▶ [What you will do] Count the lines in the data below where the string "della" occurs, please, and give the number alone.

▶ [Supplied material]
++++
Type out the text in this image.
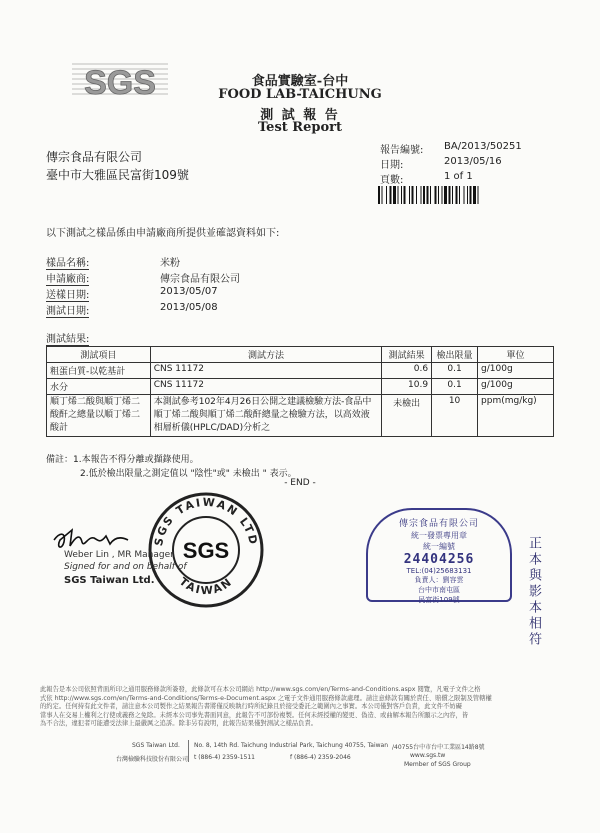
SGS	食品實驗室-台中
FOOD LAB-TAICHUNG
測 試 報 告
Test Report
傳宗食品有限公司
臺中市大雅區民富街109號
報告編號: BA/2013/50251
日期:	2013/05/16
頁數:	1 of 1
以下測試之樣品係由申請廠商所提供並確認資料如下:
樣品名稱:	米粉
申請廠商:	傳宗食品有限公司
送樣日期:	2013/05/07
測試日期:	2013/05/08
測試結果:
測試項目	測試方法	測試結果	檢出限量	單位
粗蛋白質-以乾基計	CNS 11172	0.6	0.1	g/100g
水分	CNS 11172	10.9	0.1	g/100g
順丁烯二酸與順丁烯二酸酐之總量以順丁烯二酸計	本測試參考102年4月26日公開之建議檢驗方法-食品中順丁烯二酸與順丁烯二酸酐總量之檢驗方法，以高效液相層析儀(HPLC/DAD)分析之	未檢出	10	ppm(mg/kg)
備註：1.本報告不得分離或擷錄使用。
2.低於檢出限量之測定值以 "陰性"或" 未檢出 " 表示。
- END -
SGS TAIWAN LTD
TAIWAN
SGS
Weber Lin , MR Manager
Signed for and on behalf of
SGS Taiwan Ltd.
傳宗食品有限公司
統一發票專用章
統一編號
24404256
TEL:(04)25683131
負責人：劉容雲
台中市南屯區
民富街109號	正本與影本相符
此報告是本公司依照背面所印之通用服務條款所簽發，此條款可在本公司網站 http://www.sgs.com/en/Terms-and-Conditions.aspx 閱覽，凡電子文件之格
式依 http://www.sgs.com/en/Terms-and-Conditions/Terms-e-Document.aspx 之電子文件通用服務條款處理。請注意條款有關於責任、賠償之限制及管轄權
的約定。任何持有此文件者，請注意本公司製作之結果報告書將僅反映執行時所紀錄且於接受委託之範圍內之事實。本公司僅對客戶負責，此文件不妨礙
當事人在交易上權利之行使或義務之免除。未經本公司事先書面同意，此報告不可部份複製。任何未經授權的變更、偽造、或曲解本報告所顯示之內容，皆
為不合法，違犯者可能遭受法律上最嚴厲之追訴。除非另有說明，此報告結果僅對測試之樣品負責。
SGS Taiwan Ltd.
台灣檢驗科技股份有限公司
No. 8, 14th Rd. Taichung Industrial Park, Taichung 40755, Taiwan /40755台中市台中工業區14路8號
t (886-4) 2359-1511	f (886-4) 2359-2046	www.sgs.tw
Member of SGS Group
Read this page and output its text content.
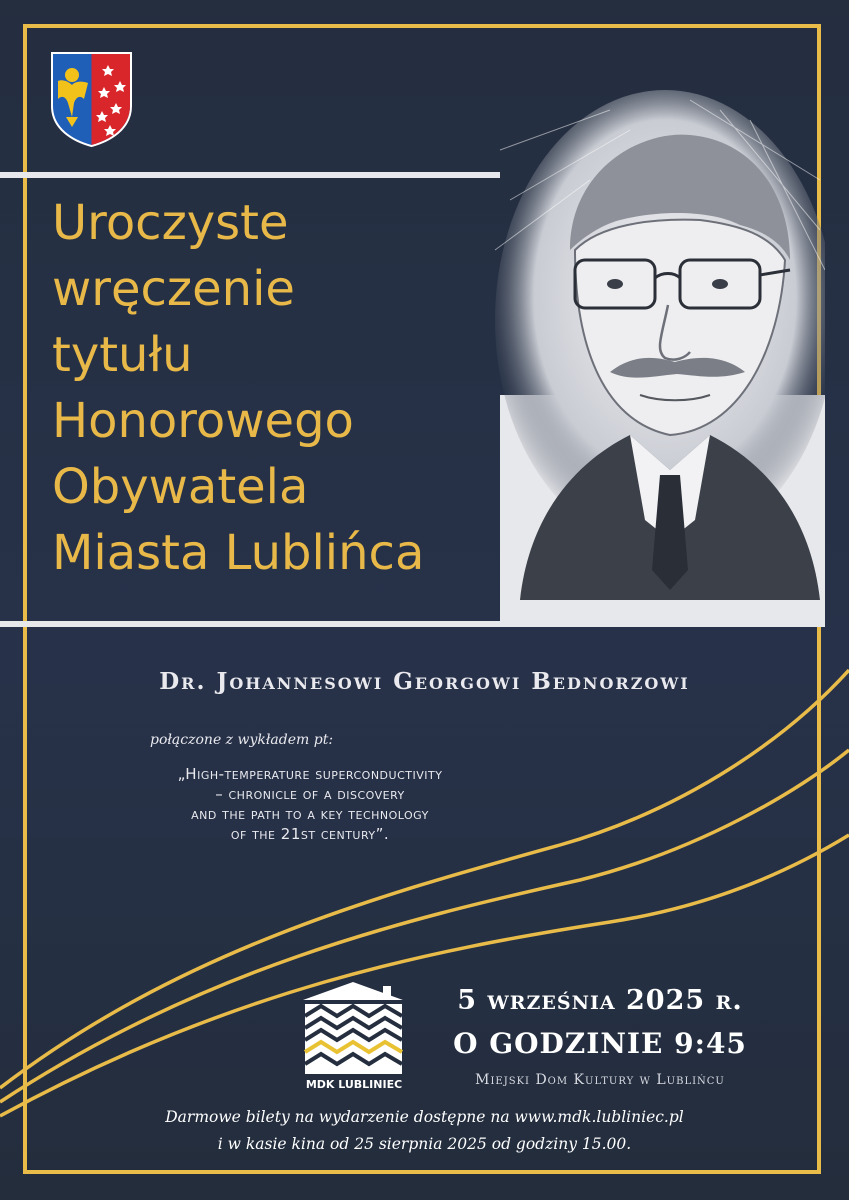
Uroczyste
wręczenie
tytułu
Honorowego
Obywatela
Miasta Lublińca
Dr. Johannesowi Georgowi Bednorzowi
połączone z wykładem pt:
„High-temperature superconductivity
– chronicle of a discovery
and the path to a key technology
of the 21st century”.
MDK LUBLINIEC
5 września 2025 r.
O GODZINIE 9:45
Miejski Dom Kultury w Lublińcu
Darmowe bilety na wydarzenie dostępne na www.mdk.lubliniec.pl
i w kasie kina od 25 sierpnia 2025 od godziny 15.00.
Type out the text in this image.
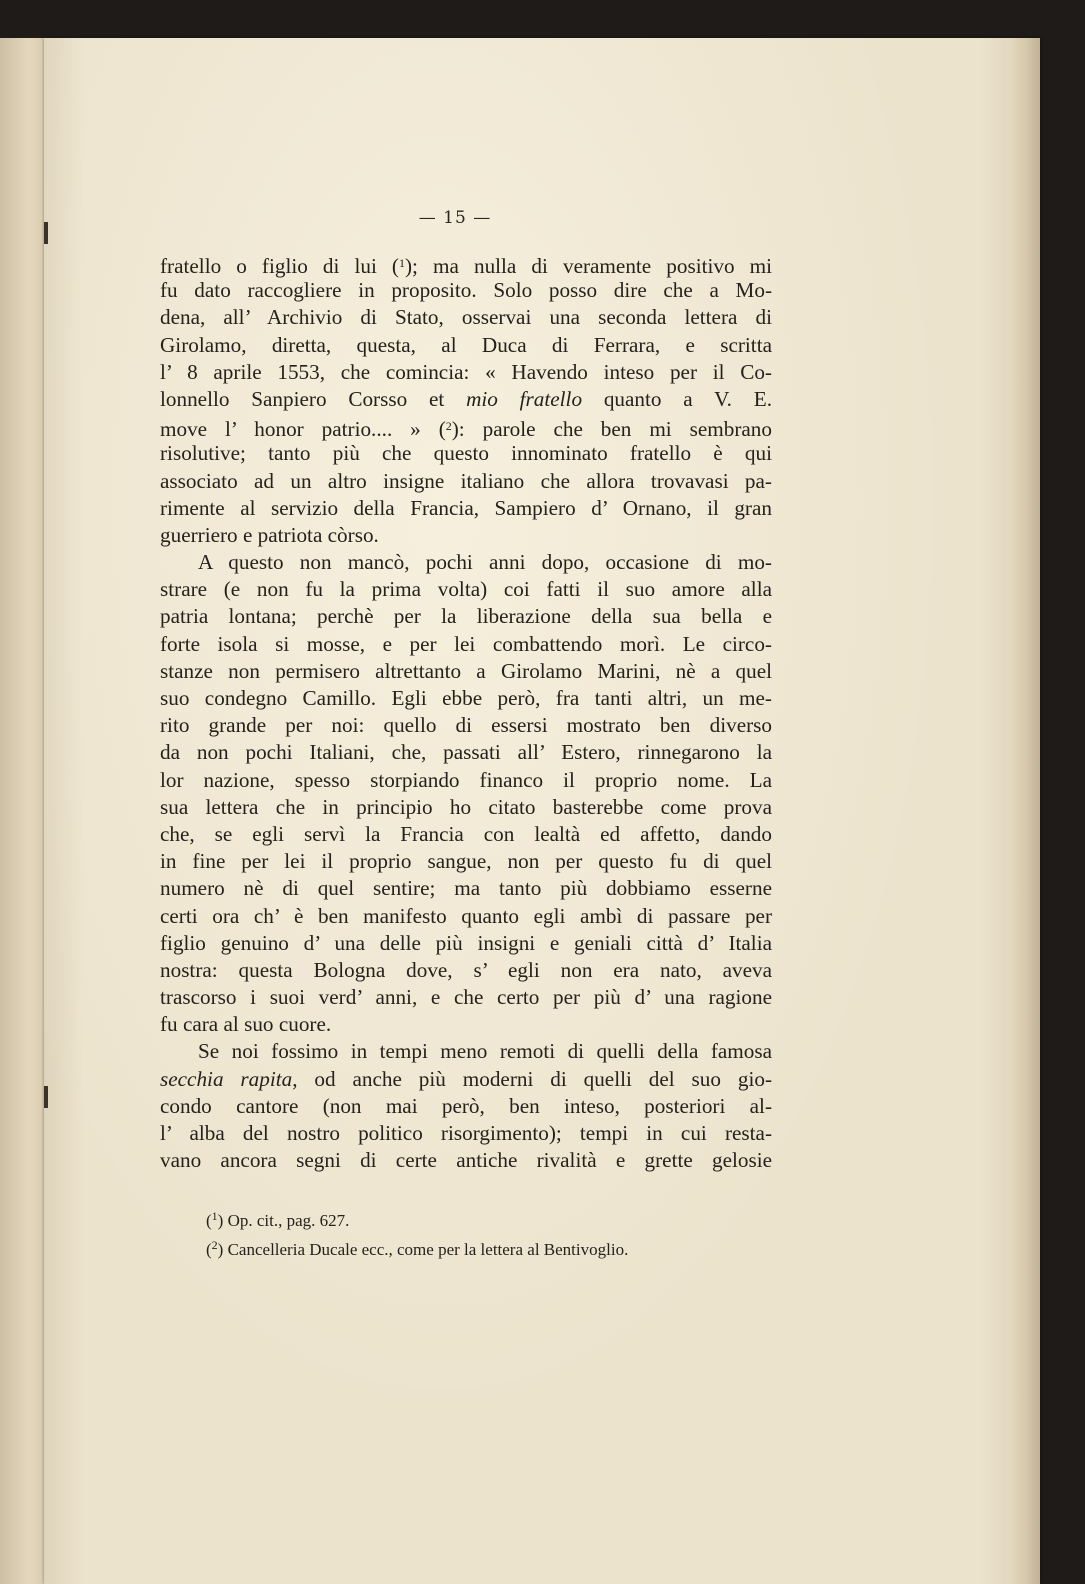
— 15 —
fratello o figlio di lui ($^1$); ma nulla di veramente positivo mi
fu dato raccogliere in proposito. Solo posso dire che a Mo-
dena, all’ Archivio di Stato, osservai una seconda lettera di
Girolamo, diretta, questa, al Duca di Ferrara, e scritta
l’ 8 aprile 1553, che comincia: « Havendo inteso per il Co-
lonnello Sanpiero Corsso et mio fratello quanto a V. E.
move l’ honor patrio.... » ($^2$): parole che ben mi sembrano
risolutive; tanto più che questo innominato fratello è qui
associato ad un altro insigne italiano che allora trovavasi pa-
rimente al servizio della Francia, Sampiero d’ Ornano, il gran
guerriero e patriota còrso.
A questo non mancò, pochi anni dopo, occasione di mo-
strare (e non fu la prima volta) coi fatti il suo amore alla
patria lontana; perchè per la liberazione della sua bella e
forte isola si mosse, e per lei combattendo morì. Le circo-
stanze non permisero altrettanto a Girolamo Marini, nè a quel
suo condegno Camillo. Egli ebbe però, fra tanti altri, un me-
rito grande per noi: quello di essersi mostrato ben diverso
da non pochi Italiani, che, passati all’ Estero, rinnegarono la
lor nazione, spesso storpiando financo il proprio nome. La
sua lettera che in principio ho citato basterebbe come prova
che, se egli servì la Francia con lealtà ed affetto, dando
in fine per lei il proprio sangue, non per questo fu di quel
numero nè di quel sentire; ma tanto più dobbiamo esserne
certi ora ch’ è ben manifesto quanto egli ambì di passare per
figlio genuino d’ una delle più insigni e geniali città d’ Italia
nostra: questa Bologna dove, s’ egli non era nato, aveva
trascorso i suoi verd’ anni, e che certo per più d’ una ragione
fu cara al suo cuore.
Se noi fossimo in tempi meno remoti di quelli della famosa
secchia rapita, od anche più moderni di quelli del suo gio-
condo cantore (non mai però, ben inteso, posteriori al-
l’ alba del nostro politico risorgimento); tempi in cui resta-
vano ancora segni di certe antiche rivalità e grette gelosie
($^1$) Op. cit., pag. 627.
($^2$) Cancelleria Ducale ecc., come per la lettera al Bentivoglio.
++++
▶ [Output for this exercise] 3